** WHAT TO WORK ON **
Quote each of the lines below verbatim, omitting any pictures from your answer.

# start of STORED DATA

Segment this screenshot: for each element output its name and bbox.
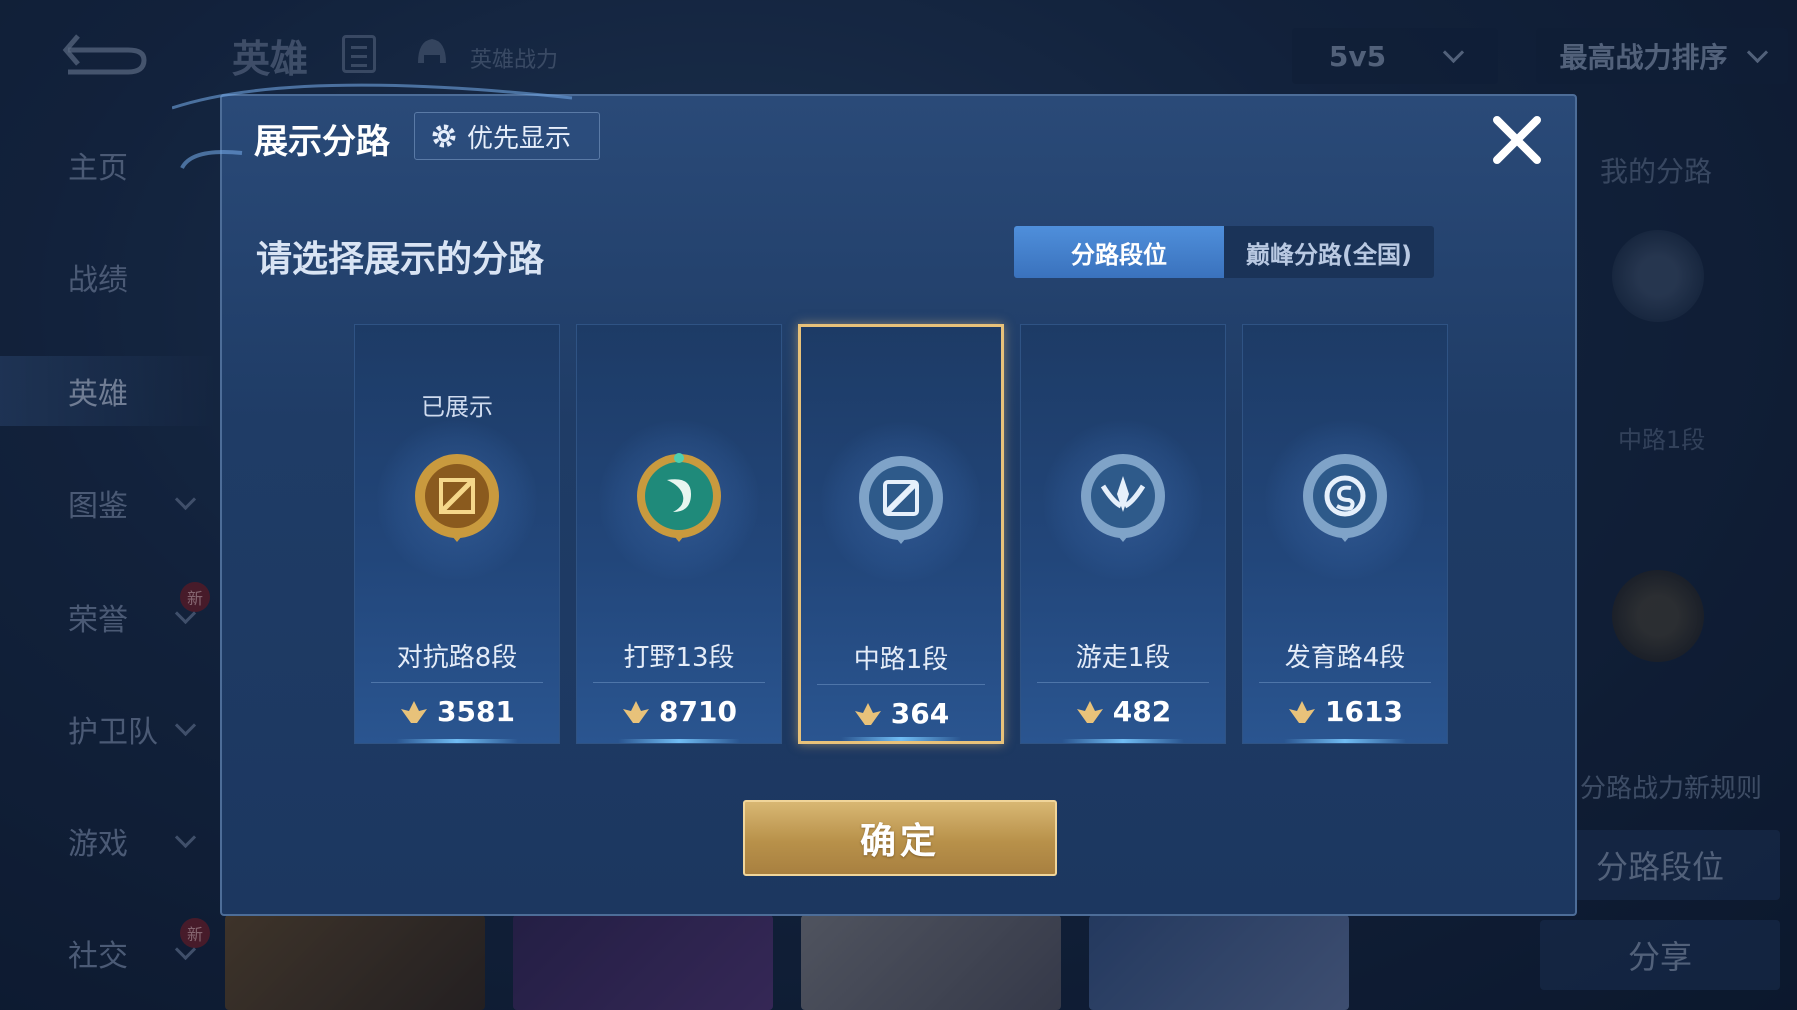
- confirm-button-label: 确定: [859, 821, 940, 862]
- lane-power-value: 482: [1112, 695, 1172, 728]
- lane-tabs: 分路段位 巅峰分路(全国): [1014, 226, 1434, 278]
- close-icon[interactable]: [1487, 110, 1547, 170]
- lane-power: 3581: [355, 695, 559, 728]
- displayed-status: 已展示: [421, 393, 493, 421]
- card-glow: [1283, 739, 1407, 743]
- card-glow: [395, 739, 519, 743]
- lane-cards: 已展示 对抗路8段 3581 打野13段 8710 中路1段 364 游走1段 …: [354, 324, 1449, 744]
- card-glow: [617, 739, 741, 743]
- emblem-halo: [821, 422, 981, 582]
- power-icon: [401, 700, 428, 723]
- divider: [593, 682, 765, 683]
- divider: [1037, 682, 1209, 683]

# end of STORED DATA

** THE ANSWER **
Segment this screenshot: for each element output its name and bbox.
- confirm-button-label: 确定: [859, 821, 940, 862]
- lane-power-value: 482: [1112, 695, 1172, 728]
- lane-tabs: 分路段位 巅峰分路(全国): [1014, 226, 1434, 278]
- close-icon[interactable]: [1487, 110, 1547, 170]
- lane-power: 3581: [355, 695, 559, 728]
- displayed-status: 已展示: [421, 393, 493, 421]
- card-glow: [1283, 739, 1407, 743]
- card-glow: [395, 739, 519, 743]
- lane-cards: 已展示 对抗路8段 3581 打野13段 8710 中路1段 364 游走1段 …: [354, 324, 1449, 744]
- card-glow: [617, 739, 741, 743]
- emblem-halo: [821, 422, 981, 582]
- power-icon: [401, 700, 428, 723]
- divider: [593, 682, 765, 683]
- divider: [1037, 682, 1209, 683]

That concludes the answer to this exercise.